**Work instructions**
Show only lines that include "茶褐色的".

**** Recorded information ****

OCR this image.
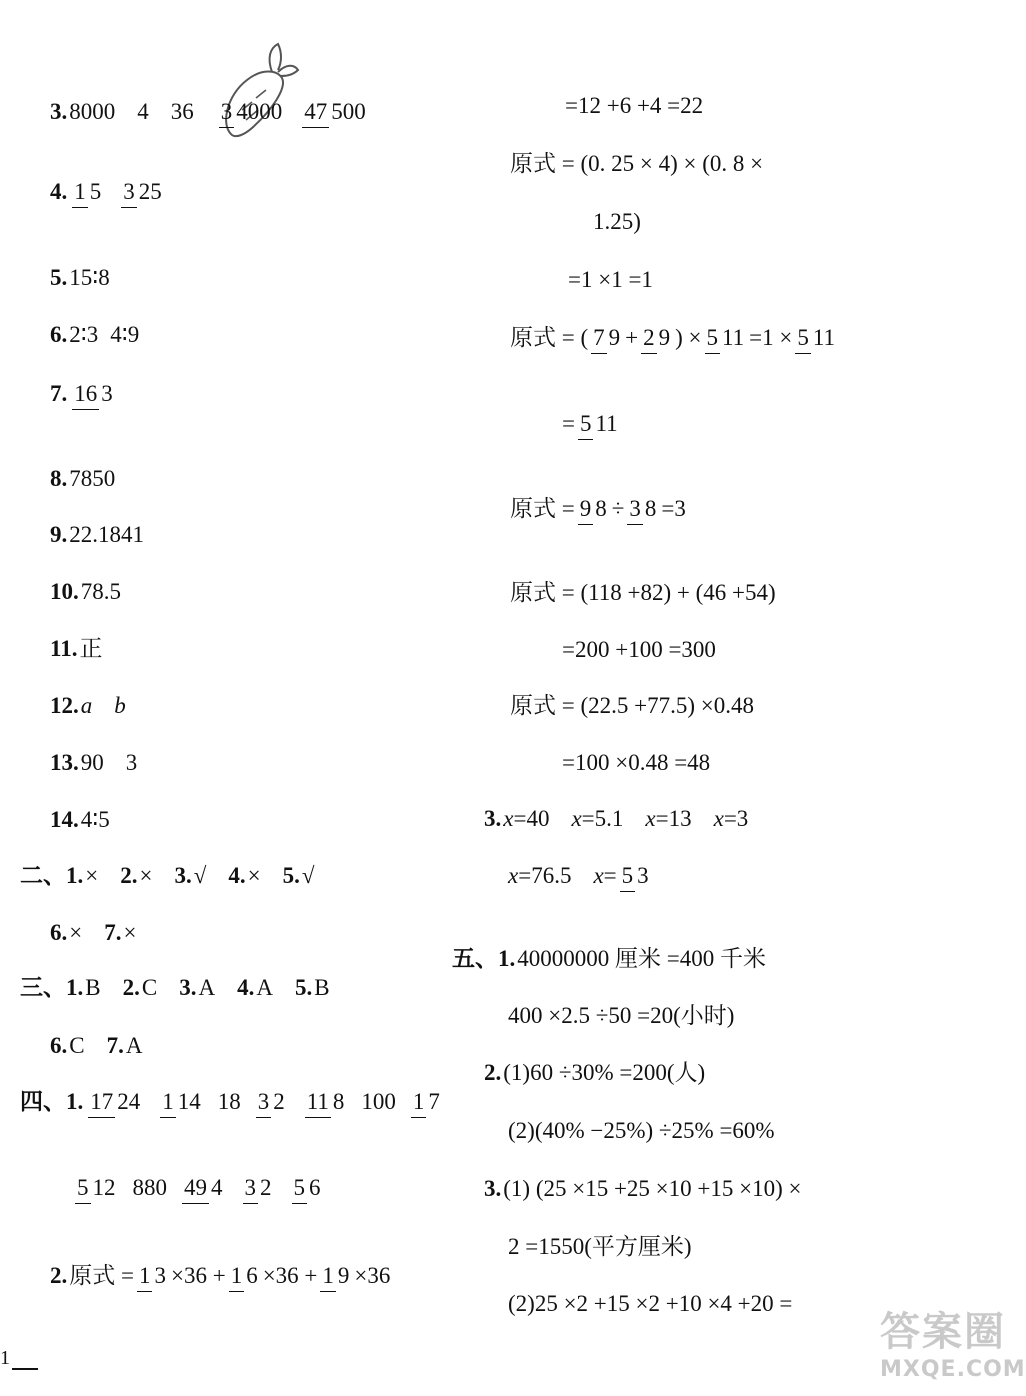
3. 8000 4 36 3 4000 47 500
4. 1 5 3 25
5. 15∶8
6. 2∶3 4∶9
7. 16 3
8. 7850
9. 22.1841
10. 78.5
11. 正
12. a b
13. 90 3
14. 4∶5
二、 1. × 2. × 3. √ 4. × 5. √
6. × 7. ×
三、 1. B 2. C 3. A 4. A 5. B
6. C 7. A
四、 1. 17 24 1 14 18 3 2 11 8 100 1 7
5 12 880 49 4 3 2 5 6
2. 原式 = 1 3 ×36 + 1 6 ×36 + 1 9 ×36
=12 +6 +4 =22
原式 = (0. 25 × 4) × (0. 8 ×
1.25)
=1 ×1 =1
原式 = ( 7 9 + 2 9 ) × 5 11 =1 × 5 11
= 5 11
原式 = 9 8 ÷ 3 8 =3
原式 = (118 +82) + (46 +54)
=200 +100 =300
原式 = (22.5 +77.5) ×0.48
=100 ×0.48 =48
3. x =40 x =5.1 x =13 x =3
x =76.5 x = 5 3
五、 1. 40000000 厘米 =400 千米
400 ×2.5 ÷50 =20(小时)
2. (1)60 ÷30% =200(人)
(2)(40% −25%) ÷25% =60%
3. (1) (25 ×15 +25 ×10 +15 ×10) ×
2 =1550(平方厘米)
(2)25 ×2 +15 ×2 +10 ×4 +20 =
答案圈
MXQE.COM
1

****
**** Recorded information ****

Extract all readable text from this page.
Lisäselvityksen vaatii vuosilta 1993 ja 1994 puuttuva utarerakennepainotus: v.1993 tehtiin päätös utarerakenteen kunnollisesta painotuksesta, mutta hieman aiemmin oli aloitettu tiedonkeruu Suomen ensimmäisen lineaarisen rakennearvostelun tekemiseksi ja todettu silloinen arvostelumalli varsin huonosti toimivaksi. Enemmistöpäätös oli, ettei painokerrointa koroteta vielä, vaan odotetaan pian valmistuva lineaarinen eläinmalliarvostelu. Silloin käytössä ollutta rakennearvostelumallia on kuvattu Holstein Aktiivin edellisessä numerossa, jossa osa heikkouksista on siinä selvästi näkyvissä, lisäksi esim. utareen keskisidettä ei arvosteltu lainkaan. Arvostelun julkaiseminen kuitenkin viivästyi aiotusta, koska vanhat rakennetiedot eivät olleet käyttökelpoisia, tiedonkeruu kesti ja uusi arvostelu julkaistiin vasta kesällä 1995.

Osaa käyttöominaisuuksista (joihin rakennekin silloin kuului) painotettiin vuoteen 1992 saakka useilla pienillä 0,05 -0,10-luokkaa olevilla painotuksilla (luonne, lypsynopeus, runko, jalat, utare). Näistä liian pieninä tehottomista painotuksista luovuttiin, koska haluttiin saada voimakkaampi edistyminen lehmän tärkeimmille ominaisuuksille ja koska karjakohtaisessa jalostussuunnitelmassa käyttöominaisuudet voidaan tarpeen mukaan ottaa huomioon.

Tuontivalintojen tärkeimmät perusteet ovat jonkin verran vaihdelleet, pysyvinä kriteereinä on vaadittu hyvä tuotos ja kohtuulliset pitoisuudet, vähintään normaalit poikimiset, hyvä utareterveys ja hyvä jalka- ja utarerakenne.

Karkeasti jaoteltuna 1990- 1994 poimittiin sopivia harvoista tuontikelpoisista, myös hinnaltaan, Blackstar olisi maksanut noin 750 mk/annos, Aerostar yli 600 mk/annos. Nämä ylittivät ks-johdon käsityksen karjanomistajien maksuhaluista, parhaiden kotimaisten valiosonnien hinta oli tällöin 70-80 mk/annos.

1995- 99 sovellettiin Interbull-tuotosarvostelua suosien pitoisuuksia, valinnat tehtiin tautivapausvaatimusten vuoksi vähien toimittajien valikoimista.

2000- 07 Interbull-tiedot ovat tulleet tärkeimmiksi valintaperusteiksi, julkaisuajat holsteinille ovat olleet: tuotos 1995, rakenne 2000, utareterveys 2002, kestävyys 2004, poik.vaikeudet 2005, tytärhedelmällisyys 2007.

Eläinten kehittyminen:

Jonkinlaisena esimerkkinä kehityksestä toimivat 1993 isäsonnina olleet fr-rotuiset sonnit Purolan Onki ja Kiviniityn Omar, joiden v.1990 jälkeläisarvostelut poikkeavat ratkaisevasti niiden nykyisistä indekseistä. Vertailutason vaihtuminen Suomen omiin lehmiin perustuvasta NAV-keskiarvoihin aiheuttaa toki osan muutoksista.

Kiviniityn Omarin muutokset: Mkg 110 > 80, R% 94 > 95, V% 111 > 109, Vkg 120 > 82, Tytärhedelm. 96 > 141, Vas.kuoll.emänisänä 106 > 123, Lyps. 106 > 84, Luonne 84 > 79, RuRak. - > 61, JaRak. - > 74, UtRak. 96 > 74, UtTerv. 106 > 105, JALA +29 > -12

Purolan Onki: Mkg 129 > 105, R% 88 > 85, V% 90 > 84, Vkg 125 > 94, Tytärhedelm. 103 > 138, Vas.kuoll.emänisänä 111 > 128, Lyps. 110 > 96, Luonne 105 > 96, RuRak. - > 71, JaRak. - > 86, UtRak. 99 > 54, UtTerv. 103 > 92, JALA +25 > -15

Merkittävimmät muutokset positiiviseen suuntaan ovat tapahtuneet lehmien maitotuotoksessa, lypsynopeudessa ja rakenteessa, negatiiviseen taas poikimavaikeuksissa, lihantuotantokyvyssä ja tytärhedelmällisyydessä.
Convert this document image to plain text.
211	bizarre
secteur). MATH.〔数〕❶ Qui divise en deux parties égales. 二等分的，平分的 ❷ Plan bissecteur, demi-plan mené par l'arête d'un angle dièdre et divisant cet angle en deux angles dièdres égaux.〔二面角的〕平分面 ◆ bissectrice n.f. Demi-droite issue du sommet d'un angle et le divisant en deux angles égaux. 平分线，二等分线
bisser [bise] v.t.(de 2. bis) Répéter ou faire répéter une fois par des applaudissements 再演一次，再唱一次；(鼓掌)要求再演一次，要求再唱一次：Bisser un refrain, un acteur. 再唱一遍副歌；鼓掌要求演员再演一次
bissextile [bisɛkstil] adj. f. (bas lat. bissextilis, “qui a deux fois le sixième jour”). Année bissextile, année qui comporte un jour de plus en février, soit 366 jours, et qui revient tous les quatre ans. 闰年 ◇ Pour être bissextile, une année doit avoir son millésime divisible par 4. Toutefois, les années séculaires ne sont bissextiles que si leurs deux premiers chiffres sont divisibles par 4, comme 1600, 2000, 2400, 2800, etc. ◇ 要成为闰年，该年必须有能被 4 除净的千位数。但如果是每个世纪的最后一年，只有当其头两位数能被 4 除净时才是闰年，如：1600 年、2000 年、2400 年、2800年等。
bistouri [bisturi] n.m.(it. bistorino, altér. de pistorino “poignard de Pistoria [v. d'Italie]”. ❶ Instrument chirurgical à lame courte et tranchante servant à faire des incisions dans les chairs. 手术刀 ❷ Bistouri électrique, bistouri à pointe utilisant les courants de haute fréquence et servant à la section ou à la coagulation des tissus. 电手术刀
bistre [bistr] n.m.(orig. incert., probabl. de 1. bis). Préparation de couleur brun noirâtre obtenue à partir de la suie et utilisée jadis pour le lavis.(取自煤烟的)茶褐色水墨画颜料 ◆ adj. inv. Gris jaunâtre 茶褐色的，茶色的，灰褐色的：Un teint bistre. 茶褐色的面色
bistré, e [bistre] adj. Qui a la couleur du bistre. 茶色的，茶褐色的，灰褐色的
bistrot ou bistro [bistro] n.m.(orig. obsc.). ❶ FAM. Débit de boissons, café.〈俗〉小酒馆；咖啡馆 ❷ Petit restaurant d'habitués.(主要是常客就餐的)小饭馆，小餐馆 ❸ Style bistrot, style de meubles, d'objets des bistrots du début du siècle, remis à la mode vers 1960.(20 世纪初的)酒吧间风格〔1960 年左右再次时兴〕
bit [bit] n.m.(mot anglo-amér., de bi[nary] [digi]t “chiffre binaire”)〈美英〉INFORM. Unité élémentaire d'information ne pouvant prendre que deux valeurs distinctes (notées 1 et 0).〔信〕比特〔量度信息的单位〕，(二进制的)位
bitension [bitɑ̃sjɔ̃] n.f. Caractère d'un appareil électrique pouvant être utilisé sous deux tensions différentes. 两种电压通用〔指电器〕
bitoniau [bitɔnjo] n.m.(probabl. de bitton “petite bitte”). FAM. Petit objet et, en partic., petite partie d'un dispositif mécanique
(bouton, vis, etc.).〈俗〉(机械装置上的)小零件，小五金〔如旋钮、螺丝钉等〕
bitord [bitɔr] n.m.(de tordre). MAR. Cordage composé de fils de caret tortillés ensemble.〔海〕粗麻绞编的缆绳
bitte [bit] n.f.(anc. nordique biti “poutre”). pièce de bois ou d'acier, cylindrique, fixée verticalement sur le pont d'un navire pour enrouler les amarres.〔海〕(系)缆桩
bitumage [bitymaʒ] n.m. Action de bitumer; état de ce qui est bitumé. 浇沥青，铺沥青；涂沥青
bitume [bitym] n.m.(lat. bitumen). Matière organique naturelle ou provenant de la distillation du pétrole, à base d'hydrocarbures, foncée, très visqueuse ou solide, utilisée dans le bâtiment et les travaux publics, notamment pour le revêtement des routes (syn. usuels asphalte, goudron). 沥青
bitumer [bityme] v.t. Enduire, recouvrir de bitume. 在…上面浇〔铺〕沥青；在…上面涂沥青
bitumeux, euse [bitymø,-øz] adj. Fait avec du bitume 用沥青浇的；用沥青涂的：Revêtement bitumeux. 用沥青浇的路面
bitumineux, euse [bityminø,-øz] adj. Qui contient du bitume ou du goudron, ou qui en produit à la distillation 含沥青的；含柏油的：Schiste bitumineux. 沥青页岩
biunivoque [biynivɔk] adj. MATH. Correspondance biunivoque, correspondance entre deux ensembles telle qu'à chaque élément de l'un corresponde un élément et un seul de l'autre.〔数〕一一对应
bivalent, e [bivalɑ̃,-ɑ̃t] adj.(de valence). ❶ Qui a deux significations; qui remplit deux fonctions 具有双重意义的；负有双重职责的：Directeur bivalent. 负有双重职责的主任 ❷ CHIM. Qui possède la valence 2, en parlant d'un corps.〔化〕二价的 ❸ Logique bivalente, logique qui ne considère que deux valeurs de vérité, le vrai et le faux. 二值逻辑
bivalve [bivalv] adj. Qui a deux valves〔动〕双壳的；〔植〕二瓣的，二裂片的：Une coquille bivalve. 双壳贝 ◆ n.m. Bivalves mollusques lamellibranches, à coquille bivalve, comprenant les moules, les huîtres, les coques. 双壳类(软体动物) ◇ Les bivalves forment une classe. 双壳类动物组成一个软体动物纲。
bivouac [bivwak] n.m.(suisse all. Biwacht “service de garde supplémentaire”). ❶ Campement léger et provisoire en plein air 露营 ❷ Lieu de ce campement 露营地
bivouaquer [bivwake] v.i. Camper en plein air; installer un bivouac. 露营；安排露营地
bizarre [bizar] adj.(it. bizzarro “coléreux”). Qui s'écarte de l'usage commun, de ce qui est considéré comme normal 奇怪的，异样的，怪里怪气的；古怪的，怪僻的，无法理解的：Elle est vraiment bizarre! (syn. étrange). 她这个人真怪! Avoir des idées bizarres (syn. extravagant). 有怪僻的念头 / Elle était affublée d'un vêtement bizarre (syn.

****

**Right answer**
bistre [bistr] n.m.(orig. incert., probabl. de 1. bis). Préparation de couleur brun noirâtre obtenue à partir de la suie et utilisée jadis pour le lavis.(取自煤烟的)茶褐色水墨画颜料 ◆ adj. inv. Gris jaunâtre 茶褐色的，茶色的，灰褐色的：Un teint bistre. 茶褐色的面色
bistré, e [bistre] adj. Qui a la couleur du bistre. 茶色的，茶褐色的，灰褐色的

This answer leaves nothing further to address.